> _EXERCISE PROMPT_: Restate the full set of records exactly, word for word.

> _SUPPLIED RECORDS_:
..........

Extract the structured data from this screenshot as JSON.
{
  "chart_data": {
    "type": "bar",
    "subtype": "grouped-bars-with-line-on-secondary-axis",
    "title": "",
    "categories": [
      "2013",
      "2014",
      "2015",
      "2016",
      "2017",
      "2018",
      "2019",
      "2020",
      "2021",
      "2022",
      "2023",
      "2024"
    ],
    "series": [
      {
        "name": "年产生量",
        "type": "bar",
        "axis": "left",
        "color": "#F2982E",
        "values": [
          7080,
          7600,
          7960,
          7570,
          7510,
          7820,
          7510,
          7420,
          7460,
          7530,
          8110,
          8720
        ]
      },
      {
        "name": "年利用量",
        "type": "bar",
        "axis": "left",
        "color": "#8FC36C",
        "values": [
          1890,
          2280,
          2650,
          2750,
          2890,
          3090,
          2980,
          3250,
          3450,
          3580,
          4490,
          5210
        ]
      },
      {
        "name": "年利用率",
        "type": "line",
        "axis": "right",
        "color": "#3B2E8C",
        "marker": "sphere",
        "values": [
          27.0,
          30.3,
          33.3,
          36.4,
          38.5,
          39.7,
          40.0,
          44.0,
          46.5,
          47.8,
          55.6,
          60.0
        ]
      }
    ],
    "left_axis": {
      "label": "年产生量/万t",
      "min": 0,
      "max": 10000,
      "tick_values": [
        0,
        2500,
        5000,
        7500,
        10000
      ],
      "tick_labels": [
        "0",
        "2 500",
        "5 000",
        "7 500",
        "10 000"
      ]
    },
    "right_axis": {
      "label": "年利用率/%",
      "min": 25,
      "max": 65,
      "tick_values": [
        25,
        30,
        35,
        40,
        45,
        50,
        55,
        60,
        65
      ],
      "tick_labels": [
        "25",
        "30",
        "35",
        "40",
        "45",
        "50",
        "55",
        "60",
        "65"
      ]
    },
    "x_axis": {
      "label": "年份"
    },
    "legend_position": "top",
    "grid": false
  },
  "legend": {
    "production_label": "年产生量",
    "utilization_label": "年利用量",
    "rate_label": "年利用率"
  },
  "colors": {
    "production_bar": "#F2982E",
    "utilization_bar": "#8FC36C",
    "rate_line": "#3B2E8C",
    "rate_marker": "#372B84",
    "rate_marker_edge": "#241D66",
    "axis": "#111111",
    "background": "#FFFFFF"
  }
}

..........

> _FULL OUTPUT_:
Extract the structured data from this screenshot as JSON.
{
  "chart_data": {
    "type": "bar",
    "subtype": "grouped-bars-with-line-on-secondary-axis",
    "title": "",
    "categories": [
      "2013",
      "2014",
      "2015",
      "2016",
      "2017",
      "2018",
      "2019",
      "2020",
      "2021",
      "2022",
      "2023",
      "2024"
    ],
    "series": [
      {
        "name": "年产生量",
        "type": "bar",
        "axis": "left",
        "color": "#F2982E",
        "values": [
          7080,
          7600,
          7960,
          7570,
          7510,
          7820,
          7510,
          7420,
          7460,
          7530,
          8110,
          8720
        ]
      },
      {
        "name": "年利用量",
        "type": "bar",
        "axis": "left",
        "color": "#8FC36C",
        "values": [
          1890,
          2280,
          2650,
          2750,
          2890,
          3090,
          2980,
          3250,
          3450,
          3580,
          4490,
          5210
        ]
      },
      {
        "name": "年利用率",
        "type": "line",
        "axis": "right",
        "color": "#3B2E8C",
        "marker": "sphere",
        "values": [
          27.0,
          30.3,
          33.3,
          36.4,
          38.5,
          39.7,
          40.0,
          44.0,
          46.5,
          47.8,
          55.6,
          60.0
        ]
      }
    ],
    "left_axis": {
      "label": "年产生量/万t",
      "min": 0,
      "max": 10000,
      "tick_values": [
        0,
        2500,
        5000,
        7500,
        10000
      ],
      "tick_labels": [
        "0",
        "2 500",
        "5 000",
        "7 500",
        "10 000"
      ]
    },
    "right_axis": {
      "label": "年利用率/%",
      "min": 25,
      "max": 65,
      "tick_values": [
        25,
        30,
        35,
        40,
        45,
        50,
        55,
        60,
        65
      ],
      "tick_labels": [
        "25",
        "30",
        "35",
        "40",
        "45",
        "50",
        "55",
        "60",
        "65"
      ]
    },
    "x_axis": {
      "label": "年份"
    },
    "legend_position": "top",
    "grid": false
  },
  "legend": {
    "production_label": "年产生量",
    "utilization_label": "年利用量",
    "rate_label": "年利用率"
  },
  "colors": {
    "production_bar": "#F2982E",
    "utilization_bar": "#8FC36C",
    "rate_line": "#3B2E8C",
    "rate_marker": "#372B84",
    "rate_marker_edge": "#241D66",
    "axis": "#111111",
    "background": "#FFFFFF"
  }
}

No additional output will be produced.